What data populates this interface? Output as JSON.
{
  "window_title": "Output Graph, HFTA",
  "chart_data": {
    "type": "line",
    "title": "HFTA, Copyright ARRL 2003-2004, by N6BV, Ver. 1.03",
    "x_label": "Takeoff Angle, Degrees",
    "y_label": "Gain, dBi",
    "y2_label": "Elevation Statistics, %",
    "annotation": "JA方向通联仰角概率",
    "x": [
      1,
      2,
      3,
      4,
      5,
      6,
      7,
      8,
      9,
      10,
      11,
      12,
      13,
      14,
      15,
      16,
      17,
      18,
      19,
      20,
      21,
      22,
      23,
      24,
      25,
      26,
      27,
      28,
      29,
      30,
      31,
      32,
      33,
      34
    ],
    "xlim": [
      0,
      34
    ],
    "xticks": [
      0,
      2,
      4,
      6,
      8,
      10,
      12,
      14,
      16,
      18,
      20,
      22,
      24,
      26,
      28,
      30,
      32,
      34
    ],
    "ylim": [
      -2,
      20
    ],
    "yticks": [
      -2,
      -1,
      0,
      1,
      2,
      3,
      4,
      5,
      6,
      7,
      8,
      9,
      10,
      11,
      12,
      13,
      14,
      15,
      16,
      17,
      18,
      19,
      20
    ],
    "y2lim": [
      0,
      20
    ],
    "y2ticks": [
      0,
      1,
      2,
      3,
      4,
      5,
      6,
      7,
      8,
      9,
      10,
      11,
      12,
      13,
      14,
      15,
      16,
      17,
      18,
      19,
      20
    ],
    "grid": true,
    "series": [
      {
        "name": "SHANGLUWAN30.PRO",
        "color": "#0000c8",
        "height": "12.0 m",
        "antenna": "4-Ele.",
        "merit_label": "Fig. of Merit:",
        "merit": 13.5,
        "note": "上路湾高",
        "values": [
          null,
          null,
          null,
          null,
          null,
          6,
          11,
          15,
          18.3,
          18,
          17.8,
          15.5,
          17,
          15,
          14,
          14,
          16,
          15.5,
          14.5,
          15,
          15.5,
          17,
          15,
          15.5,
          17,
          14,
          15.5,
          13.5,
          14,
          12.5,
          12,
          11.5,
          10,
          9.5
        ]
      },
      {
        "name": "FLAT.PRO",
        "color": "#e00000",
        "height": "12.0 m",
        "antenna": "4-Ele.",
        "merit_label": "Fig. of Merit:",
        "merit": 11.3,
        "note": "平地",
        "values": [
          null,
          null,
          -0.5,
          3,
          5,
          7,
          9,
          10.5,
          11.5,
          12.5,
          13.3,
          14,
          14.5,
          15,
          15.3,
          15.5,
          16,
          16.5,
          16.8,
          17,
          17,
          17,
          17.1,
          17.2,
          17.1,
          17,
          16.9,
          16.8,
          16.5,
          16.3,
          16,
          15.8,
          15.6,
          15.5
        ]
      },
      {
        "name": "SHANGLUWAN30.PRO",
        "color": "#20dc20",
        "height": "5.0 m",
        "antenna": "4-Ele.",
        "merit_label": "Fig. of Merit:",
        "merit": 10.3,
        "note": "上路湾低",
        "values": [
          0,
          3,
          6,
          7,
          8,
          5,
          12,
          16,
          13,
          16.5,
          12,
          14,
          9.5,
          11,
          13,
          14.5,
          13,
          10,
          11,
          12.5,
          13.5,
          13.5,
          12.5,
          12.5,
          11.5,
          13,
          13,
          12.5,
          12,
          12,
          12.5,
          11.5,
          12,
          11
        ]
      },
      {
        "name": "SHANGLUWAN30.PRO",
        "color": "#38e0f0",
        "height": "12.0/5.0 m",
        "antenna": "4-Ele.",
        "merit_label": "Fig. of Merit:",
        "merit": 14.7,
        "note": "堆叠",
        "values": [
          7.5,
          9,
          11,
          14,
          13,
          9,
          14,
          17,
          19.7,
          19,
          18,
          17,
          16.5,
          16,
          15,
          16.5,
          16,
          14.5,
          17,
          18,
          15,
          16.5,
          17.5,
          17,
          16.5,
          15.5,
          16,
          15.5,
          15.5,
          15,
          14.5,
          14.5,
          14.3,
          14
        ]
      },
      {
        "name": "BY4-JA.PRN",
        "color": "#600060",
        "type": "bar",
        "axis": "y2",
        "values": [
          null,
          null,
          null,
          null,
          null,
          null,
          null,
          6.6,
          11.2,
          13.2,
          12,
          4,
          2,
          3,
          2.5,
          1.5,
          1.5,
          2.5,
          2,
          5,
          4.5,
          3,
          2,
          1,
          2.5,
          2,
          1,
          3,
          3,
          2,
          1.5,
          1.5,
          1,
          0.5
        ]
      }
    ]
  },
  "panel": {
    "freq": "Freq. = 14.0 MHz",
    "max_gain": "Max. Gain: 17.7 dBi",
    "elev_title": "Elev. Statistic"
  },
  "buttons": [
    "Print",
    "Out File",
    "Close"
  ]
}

TASK REQUIREMENTS →
Whenever "height" turns up in a line, pick that line out.

TASK SOLUTION →
        "height": "12.0 m",
        "height": "12.0 m",
        "height": "5.0 m",
        "height": "12.0/5.0 m",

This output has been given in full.